→ **Task goal**: Please work out how many lines in the material contain "document" and give only that figure.

--- Start ---

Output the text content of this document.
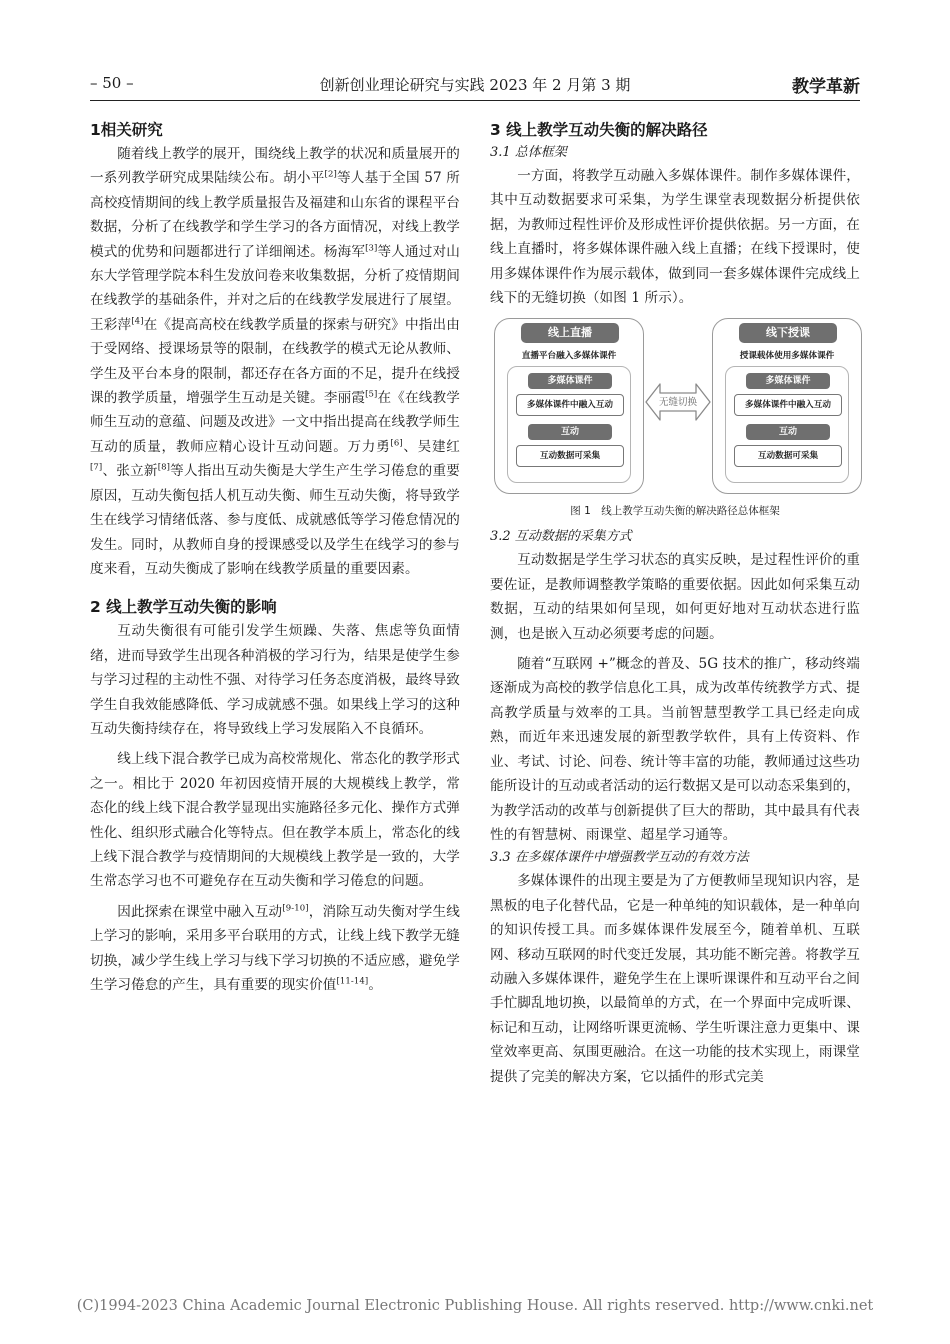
– 50 –	创新创业理论研究与实践 2023 年 2 月第 3 期	教学革新
1相关研究

随着线上教学的展开，围绕线上教学的状况和质量展开的一系列教学研究成果陆续公布。胡小平[2]等人基于全国 57 所高校疫情期间的线上教学质量报告及福建和山东省的课程平台数据，分析了在线教学和学生学习的各方面情况，对线上教学模式的优势和问题都进行了详细阐述。杨海军[3]等人通过对山东大学管理学院本科生发放问卷来收集数据，分析了疫情期间在线教学的基础条件，并对之后的在线教学发展进行了展望。王彩萍[4]在《提高高校在线教学质量的探索与研究》中指出由于受网络、授课场景等的限制，在线教学的模式无论从教师、学生及平台本身的限制，都还存在各方面的不足，提升在线授课的教学质量，增强学生互动是关键。李丽霞[5]在《在线教学师生互动的意蕴、问题及改进》一文中指出提高在线教学师生互动的质量，教师应精心设计互动问题。万力勇[6]、吴建红[7]、张立新[8]等人指出互动失衡是大学生产生学习倦怠的重要原因，互动失衡包括人机互动失衡、师生互动失衡，将导致学生在线学习情绪低落、参与度低、成就感低等学习倦怠情况的发生。同时，从教师自身的授课感受以及学生在线学习的参与度来看，互动失衡成了影响在线教学质量的重要因素。

2 线上教学互动失衡的影响

互动失衡很有可能引发学生烦躁、失落、焦虑等负面情绪，进而导致学生出现各种消极的学习行为，结果是使学生参与学习过程的主动性不强、对待学习任务态度消极，最终导致学生自我效能感降低、学习成就感不强。如果线上学习的这种互动失衡持续存在，将导致线上学习发展陷入不良循环。

线上线下混合教学已成为高校常规化、常态化的教学形式之一。相比于 2020 年初因疫情开展的大规模线上教学，常态化的线上线下混合教学显现出实施路径多元化、操作方式弹性化、组织形式融合化等特点。但在教学本质上，常态化的线上线下混合教学与疫情期间的大规模线上教学是一致的，大学生常态学习也不可避免存在互动失衡和学习倦怠的问题。

因此探索在课堂中融入互动[9-10]，消除互动失衡对学生线上学习的影响，采用多平台联用的方式，让线上线下教学无缝切换，减少学生线上学习与线下学习切换的不适应感，避免学生学习倦怠的产生，具有重要的现实价值[11-14]。

3 线上教学互动失衡的解决路径
3.1 总体框架

一方面，将教学互动融入多媒体课件。制作多媒体课件，其中互动数据要求可采集，为学生课堂表现数据分析提供依据，为教师过程性评价及形成性评价提供依据。另一方面，在线上直播时，将多媒体课件融入线上直播；在线下授课时，使用多媒体课件作为展示载体，做到同一套多媒体课件完成线上线下的无缝切换（如图 1 所示）。

线上直播
直播平台融入多媒体课件
多媒体课件
多媒体课件中融入互动
互动
互动数据可采集
无缝切换
线下授课
授课载体使用多媒体课件
多媒体课件
多媒体课件中融入互动
互动
互动数据可采集
图 1　线上教学互动失衡的解决路径总体框架
3.2 互动数据的采集方式

互动数据是学生学习状态的真实反映，是过程性评价的重要佐证，是教师调整教学策略的重要依据。因此如何采集互动数据，互动的结果如何呈现，如何更好地对互动状态进行监测，也是嵌入互动必须要考虑的问题。

随着“互联网 +”概念的普及、5G 技术的推广，移动终端逐渐成为高校的教学信息化工具，成为改革传统教学方式、提高教学质量与效率的工具。当前智慧型教学工具已经走向成熟，而近年来迅速发展的新型教学软件，具有上传资料、作业、考试、讨论、问卷、统计等丰富的功能，教师通过这些功能所设计的互动或者活动的运行数据又是可以动态采集到的，为教学活动的改革与创新提供了巨大的帮助，其中最具有代表性的有智慧树、雨课堂、超星学习通等。

3.3 在多媒体课件中增强教学互动的有效方法

多媒体课件的出现主要是为了方便教师呈现知识内容，是黑板的电子化替代品，它是一种单纯的知识载体，是一种单向的知识传授工具。而多媒体课件发展至今，随着单机、互联网、移动互联网的时代变迁发展，其功能不断完善。将教学互动融入多媒体课件，避免学生在上课听课课件和互动平台之间手忙脚乱地切换，以最简单的方式，在一个界面中完成听课、标记和互动，让网络听课更流畅、学生听课注意力更集中、课堂效率更高、氛围更融洽。在这一功能的技术实现上，雨课堂提供了完美的解决方案，它以插件的形式完美

(C)1994-2023 China Academic Journal Electronic Publishing House. All rights reserved. http://www.cnki.net
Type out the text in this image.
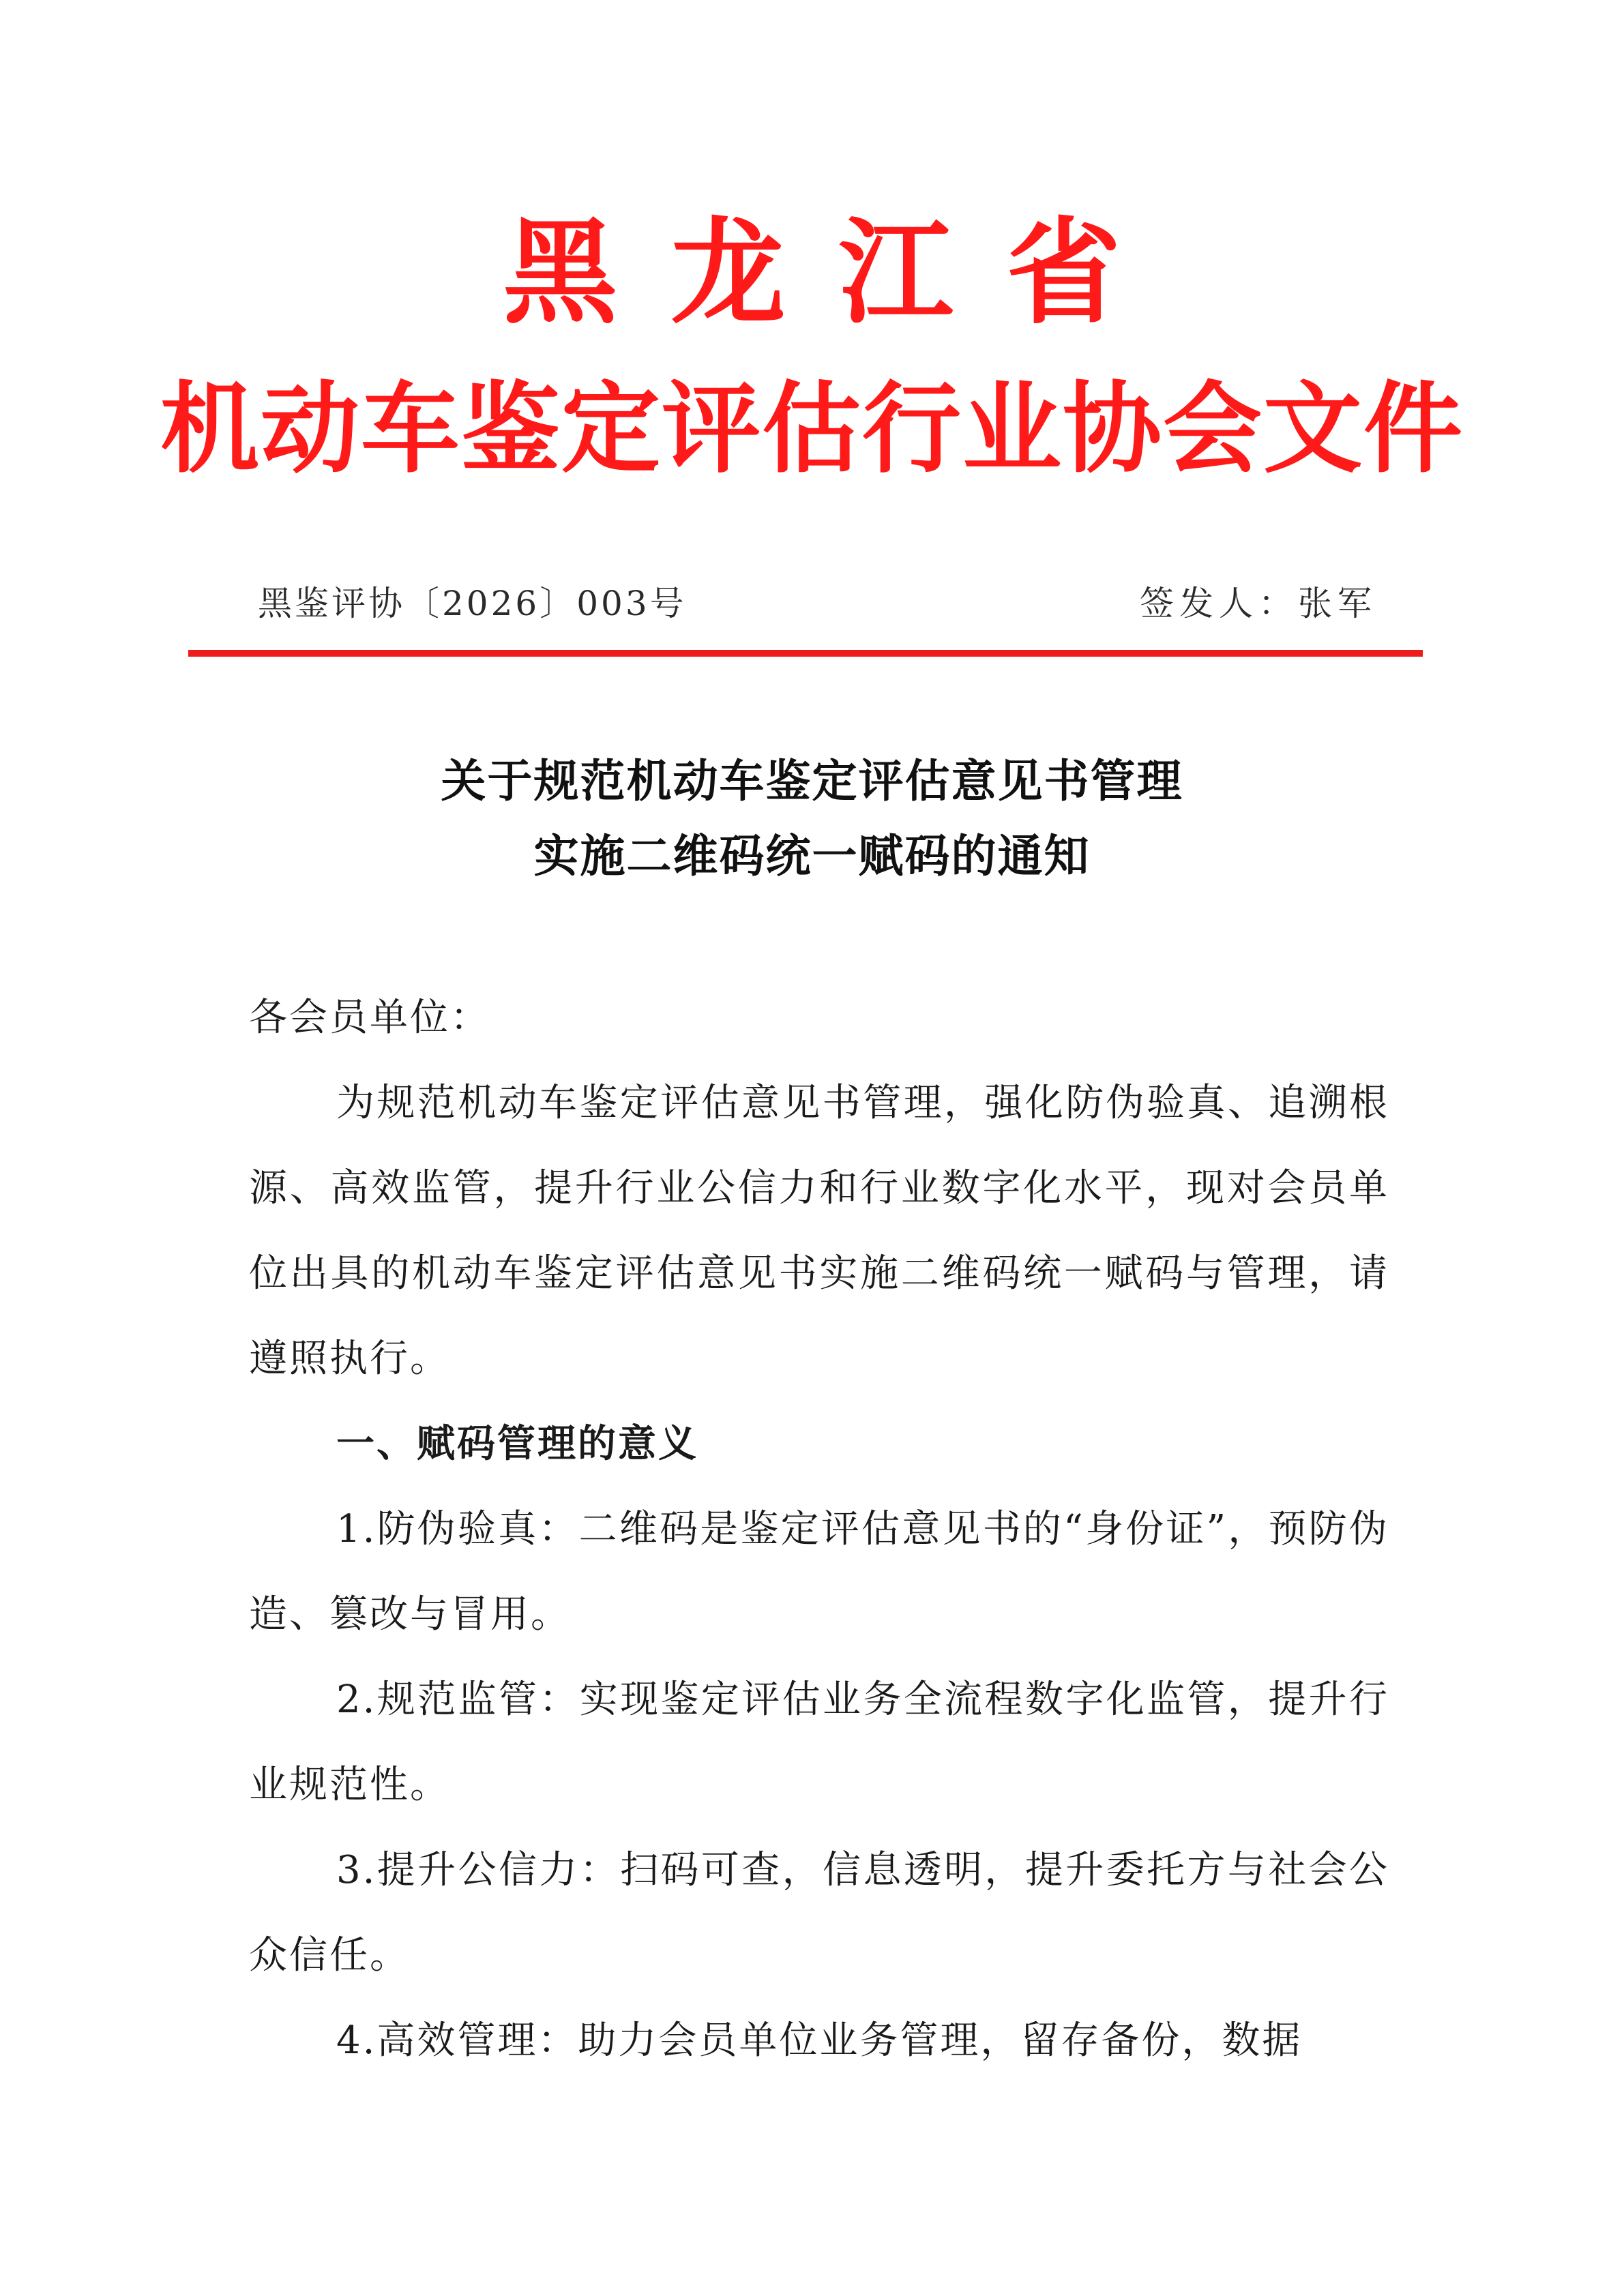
黑龙江省
机动车鉴定评估行业协会文件
黑鉴评协〔2026〕003号	签发人：张军
关于规范机动车鉴定评估意见书管理
实施二维码统一赋码的通知

各会员单位：

为规范机动车鉴定评估意见书管理，强化防伪验真、追溯根源、高效监管，提升行业公信力和行业数字化水平，现对会员单位出具的机动车鉴定评估意见书实施二维码统一赋码与管理，请遵照执行。

一、赋码管理的意义

1.防伪验真：二维码是鉴定评估意见书的“身份证”，预防伪造、篡改与冒用。

2.规范监管：实现鉴定评估业务全流程数字化监管，提升行业规范性。

3.提升公信力：扫码可查，信息透明，提升委托方与社会公众信任。

4.高效管理：助力会员单位业务管理，留存备份，数据
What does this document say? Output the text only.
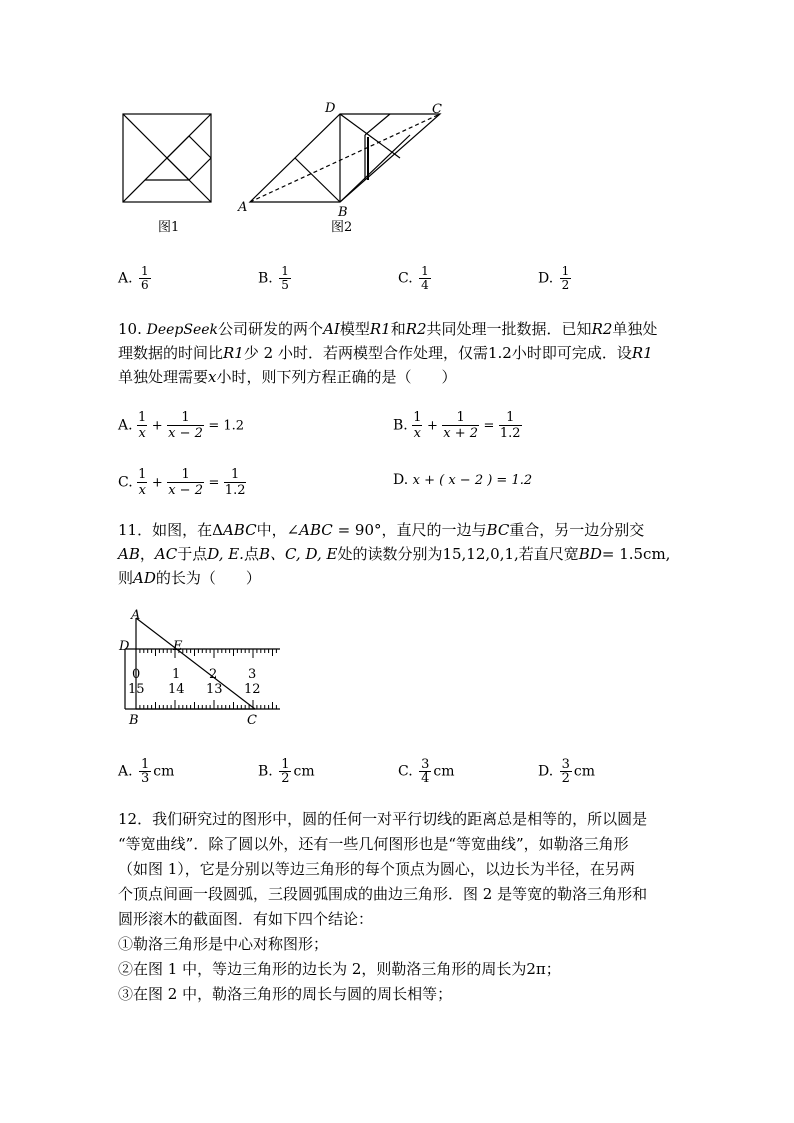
图1
D	C
A	B
图2
A. $\frac{1}{6}$	B. $\frac{1}{5}$	C. $\frac{1}{4}$	D. $\frac{1}{2}$
10. DeepSeek公司研发的两个AI模型R1和R2共同处理一批数据．已知R2单独处
理数据的时间比R1少 2 小时．若两模型合作处理，仅需1.2小时即可完成．设R1
单独处理需要x小时，则下列方程正确的是（　　）
A. $\frac{1}{x} + \frac{1}{x - 2} = 1.2$	B. $\frac{1}{x} + \frac{1}{x + 2} = \frac{1}{1.2}$
C. $\frac{1}{x} + \frac{1}{x - 2} = \frac{1}{1.2}$	D. x + ( x − 2 ) = 1.2
11．如图，在ΔABC中，∠ABC = 90°，直尺的一边与BC重合，另一边分别交
AB，AC于点D, E.点B、C, D, E处的读数分别为15,12,0,1,若直尺宽BD= 1.5cm,
则AD的长为（　　）
A
D	E
B	C
0 1 2 3
15 14 13 12
A. $\frac{1}{3}$ cm	B. $\frac{1}{2}$ cm	C. $\frac{3}{4}$ cm	D. $\frac{3}{2}$ cm
12．我们研究过的图形中，圆的任何一对平行切线的距离总是相等的，所以圆是
“等宽曲线”．除了圆以外，还有一些几何图形也是“等宽曲线”，如勒洛三角形
（如图 1），它是分别以等边三角形的每个顶点为圆心，以边长为半径，在另两
个顶点间画一段圆弧，三段圆弧围成的曲边三角形．图 2 是等宽的勒洛三角形和
圆形滚木的截面图．有如下四个结论：
①勒洛三角形是中心对称图形；
②在图 1 中，等边三角形的边长为 2，则勒洛三角形的周长为2π；
③在图 2 中，勒洛三角形的周长与圆的周长相等；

--- End ---

→ **Reply to the task**: 2